━━━ Data shown ━━━
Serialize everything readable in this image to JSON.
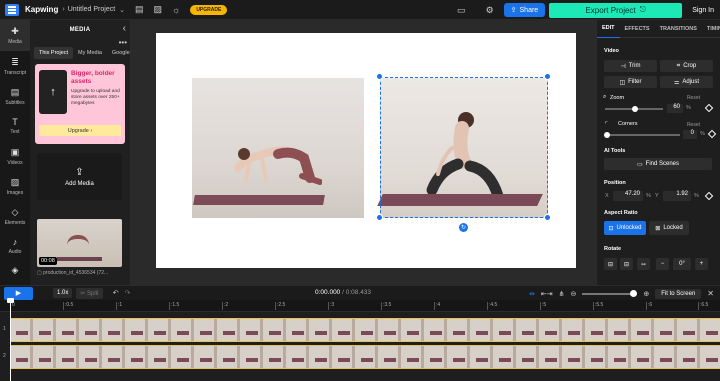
{
  "topbar": {
    "brand": "Kapwing",
    "crumb_sep": "›",
    "project_name": "Untitled Project",
    "project_chevron": "⌄",
    "upgrade_label": "UPGRADE",
    "share_label": "Share",
    "export_label": "Export Project",
    "signin_label": "Sign In"
  },
  "leftnav": [
    {
      "label": "Media",
      "icon": "✚"
    },
    {
      "label": "Transcript",
      "icon": "≣"
    },
    {
      "label": "Subtitles",
      "icon": "▤"
    },
    {
      "label": "Text",
      "icon": "T"
    },
    {
      "label": "Videos",
      "icon": "▣"
    },
    {
      "label": "Images",
      "icon": "▨"
    },
    {
      "label": "Elements",
      "icon": "◇"
    },
    {
      "label": "Audio",
      "icon": "♪"
    },
    {
      "label": "",
      "icon": "◈"
    }
  ],
  "media": {
    "title": "MEDIA",
    "collapse": "‹",
    "more": "•••",
    "tabs": [
      "This Project",
      "My Media",
      "Google"
    ],
    "promo": {
      "icon": "↑",
      "heading": "Bigger, bolder assets",
      "body": "Upgrade to upload and store assets over 250+ megabytes",
      "button": "Upgrade ›"
    },
    "add_media_label": "Add Media",
    "add_media_icon": "⇪",
    "clip": {
      "duration": "00:08",
      "name": "production_id_4536534 (72..."
    }
  },
  "props": {
    "tabs": [
      "EDIT",
      "EFFECTS",
      "TRANSITIONS",
      "TIMING"
    ],
    "video_label": "Video",
    "trim": "Trim",
    "crop": "Crop",
    "filter": "Filter",
    "adjust": "Adjust",
    "zoom_label": "Zoom",
    "zoom_value": "60",
    "reset": "Reset",
    "corners_label": "Corners",
    "corners_value": "0",
    "percent": "%",
    "ai_tools_label": "AI Tools",
    "find_scenes": "Find Scenes",
    "position_label": "Position",
    "x_label": "X",
    "x_value": "47.20",
    "y_label": "Y",
    "y_value": "1.92",
    "aspect_label": "Aspect Ratio",
    "unlocked": "Unlocked",
    "locked": "Locked",
    "rotate_label": "Rotate"
  },
  "timeline": {
    "play_icon": "▶",
    "speed": "1.0x",
    "split": "✂ Split",
    "undo": "↶",
    "redo": "↷",
    "time_current": "0:00.000",
    "time_total": "/ 0:08.433",
    "fit_label": "Fit to Screen",
    "ticks": [
      "0",
      ":0.5",
      ":1",
      ":1.5",
      ":2",
      ":2.5",
      ":3",
      ":3.5",
      ":4",
      ":4.5",
      ":5",
      ":5.5",
      ":6",
      ":6.5"
    ],
    "tracks": [
      "1",
      "2"
    ]
  }
}
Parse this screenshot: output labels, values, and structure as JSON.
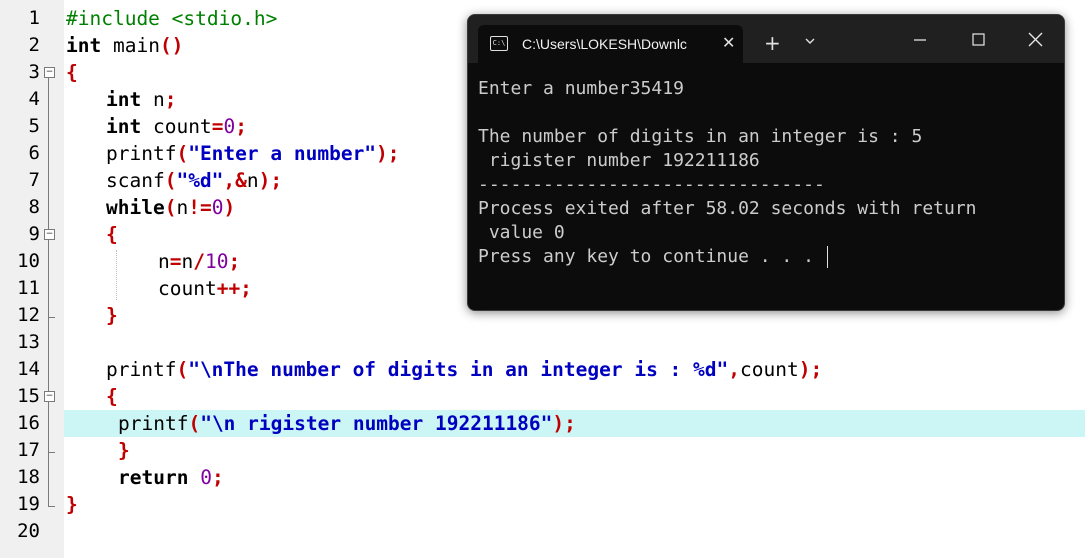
{
  "editor": {
    "line_numbers": [
      "1",
      "2",
      "3",
      "4",
      "5",
      "6",
      "7",
      "8",
      "9",
      "10",
      "11",
      "12",
      "13",
      "14",
      "15",
      "16",
      "17",
      "18",
      "19",
      "20"
    ],
    "code": {
      "l1": "#include <stdio.h>",
      "l2_kw": "int",
      "l2_name": " main",
      "l2_sym": "()",
      "l3_sym": "{",
      "l4_kw": "int",
      "l4_rest": " n",
      "l4_sym": ";",
      "l5_kw": "int",
      "l5_rest": " count",
      "l5_eq": "=",
      "l5_num": "0",
      "l5_semi": ";",
      "l6_fn": "printf",
      "l6_open": "(",
      "l6_str": "\"Enter a number\"",
      "l6_close": ");",
      "l7_fn": "scanf",
      "l7_open": "(",
      "l7_str": "\"%d\"",
      "l7_comma": ",&",
      "l7_var": "n",
      "l7_close": ");",
      "l8_kw": "while",
      "l8_open": "(",
      "l8_var": "n",
      "l8_op": "!=",
      "l8_num": "0",
      "l8_close": ")",
      "l9_sym": "{",
      "l10_var": "n",
      "l10_eq": "=",
      "l10_var2": "n",
      "l10_op": "/",
      "l10_num": "10",
      "l10_semi": ";",
      "l11_var": "count",
      "l11_op": "++;",
      "l12_sym": "}",
      "l14_fn": "printf",
      "l14_open": "(",
      "l14_str": "\"\\nThe number of digits in an integer is : %d\"",
      "l14_comma": ",",
      "l14_var": "count",
      "l14_close": ");",
      "l15_sym": "{",
      "l16_fn": "printf",
      "l16_open": "(",
      "l16_str": "\"\\n rigister number 192211186\"",
      "l16_close": ");",
      "l17_sym": "}",
      "l18_kw": "return",
      "l18_num": "0",
      "l18_semi": ";",
      "l19_sym": "}"
    }
  },
  "terminal": {
    "tab_title": "C:\\Users\\LOKESH\\Downlc",
    "tab_icon": "console-icon",
    "output_lines": [
      "Enter a number35419",
      "",
      "The number of digits in an integer is : 5",
      " rigister number 192211186",
      "--------------------------------",
      "Process exited after 58.02 seconds with return",
      " value 0",
      "Press any key to continue . . . "
    ]
  },
  "colors": {
    "keyword": "#000000",
    "symbol": "#c00000",
    "number": "#8000a0",
    "string": "#0000c0",
    "preprocessor": "#008000",
    "current_line": "#ccf5f5",
    "terminal_bg": "#0c0c0c",
    "terminal_text": "#cccccc"
  }
}
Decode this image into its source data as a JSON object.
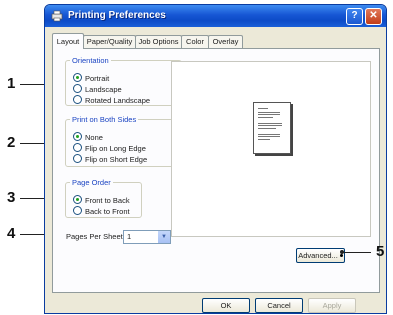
{
  "window": {
    "title": "Printing Preferences",
    "help_glyph": "?",
    "close_glyph": "✕"
  },
  "tabs": [
    "Layout",
    "Paper/Quality",
    "Job Options",
    "Color",
    "Overlay"
  ],
  "orientation": {
    "legend": "Orientation",
    "options": [
      {
        "label": "Portrait",
        "selected": true
      },
      {
        "label": "Landscape",
        "selected": false
      },
      {
        "label": "Rotated Landscape",
        "selected": false
      }
    ]
  },
  "print_both_sides": {
    "legend": "Print on Both Sides",
    "options": [
      {
        "label": "None",
        "selected": true
      },
      {
        "label": "Flip on Long Edge",
        "selected": false
      },
      {
        "label": "Flip on Short Edge",
        "selected": false
      }
    ]
  },
  "page_order": {
    "legend": "Page Order",
    "options": [
      {
        "label": "Front to Back",
        "selected": true
      },
      {
        "label": "Back to Front",
        "selected": false
      }
    ]
  },
  "pages_per_sheet": {
    "label": "Pages Per Sheet:",
    "value": "1"
  },
  "buttons": {
    "advanced": "Advanced...",
    "ok": "OK",
    "cancel": "Cancel",
    "apply": "Apply"
  },
  "callouts": [
    "1",
    "2",
    "3",
    "4",
    "5"
  ],
  "colors": {
    "titlebar": "#0d4bc7",
    "group_legend": "#1c45c3",
    "radio_dot": "#21a121"
  }
}
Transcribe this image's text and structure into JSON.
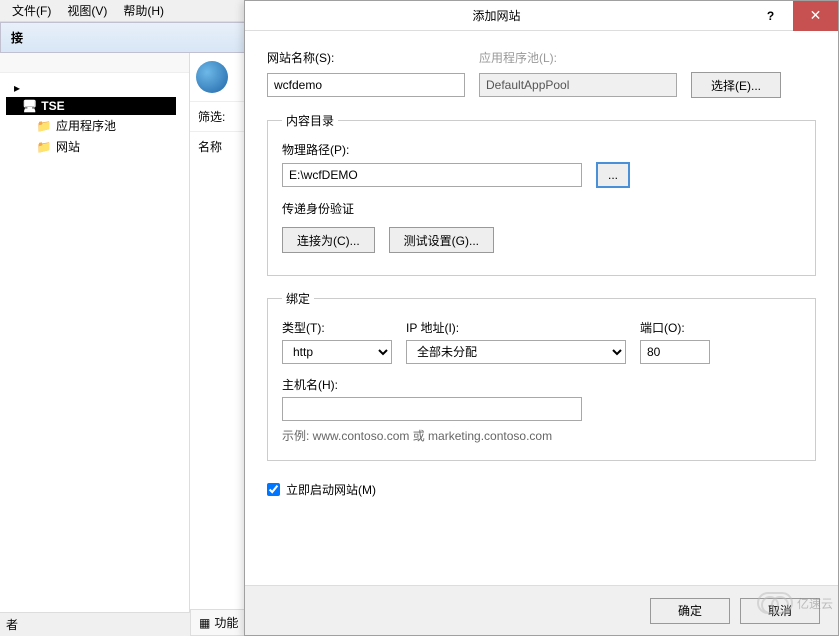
{
  "menu": {
    "file": "文件(F)",
    "view": "视图(V)",
    "help": "帮助(H)"
  },
  "leftPanel": {
    "header": "接"
  },
  "tree": {
    "root": "TSE",
    "appPool": "应用程序池",
    "sites": "网站"
  },
  "middle": {
    "filter": "筛选:",
    "name": "名称"
  },
  "bottomStatus": "者",
  "bottomTab": "功能",
  "dialog": {
    "title": "添加网站",
    "siteNameLabel": "网站名称(S):",
    "siteNameValue": "wcfdemo",
    "appPoolLabel": "应用程序池(L):",
    "appPoolValue": "DefaultAppPool",
    "selectBtn": "选择(E)...",
    "contentLegend": "内容目录",
    "physicalPathLabel": "物理路径(P):",
    "physicalPathValue": "E:\\wcfDEMO",
    "browseBtn": "...",
    "authLabel": "传递身份验证",
    "connectAsBtn": "连接为(C)...",
    "testSettingsBtn": "测试设置(G)...",
    "bindingLegend": "绑定",
    "typeLabel": "类型(T):",
    "typeValue": "http",
    "ipLabel": "IP 地址(I):",
    "ipValue": "全部未分配",
    "portLabel": "端口(O):",
    "portValue": "80",
    "hostnameLabel": "主机名(H):",
    "hostnameValue": "",
    "example": "示例: www.contoso.com 或 marketing.contoso.com",
    "startImmediately": "立即启动网站(M)",
    "okBtn": "确定",
    "cancelBtn": "取消"
  },
  "watermark": "亿速云"
}
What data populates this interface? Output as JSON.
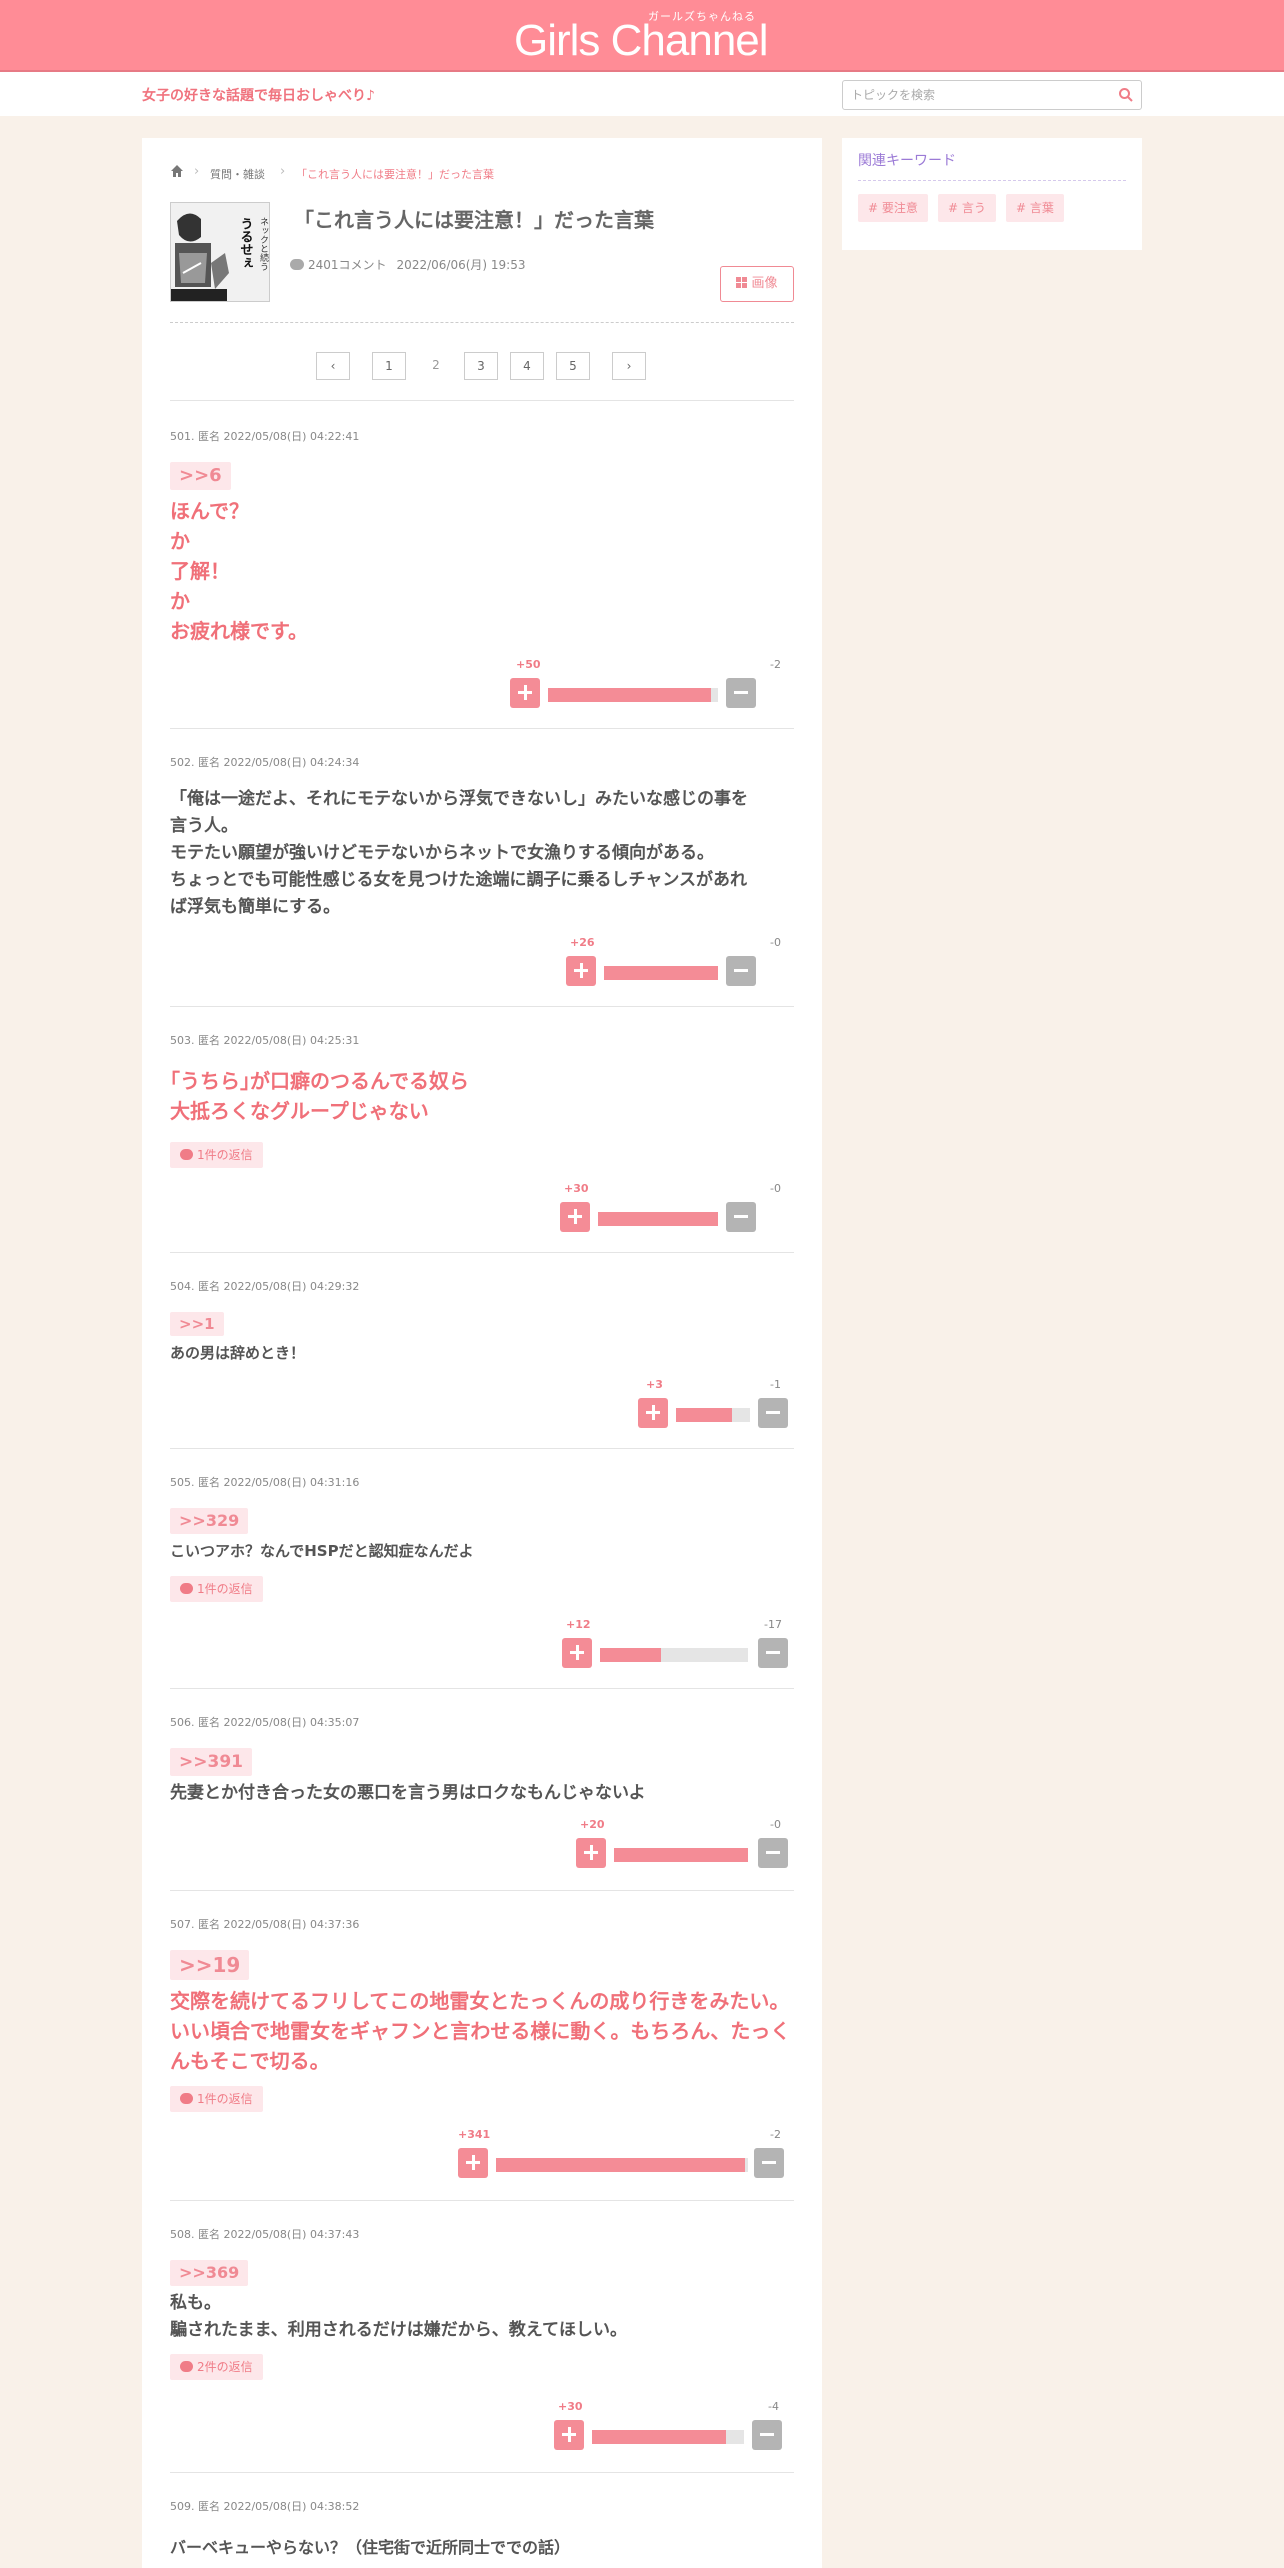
━━━
**Written request**. In the listing, find each line with the string "digits" and copy it.

**In response**.
      "l14_str": "\"\\nThe number of digits in an integer is : %d\"",
      "The number of digits in an integer is : 5",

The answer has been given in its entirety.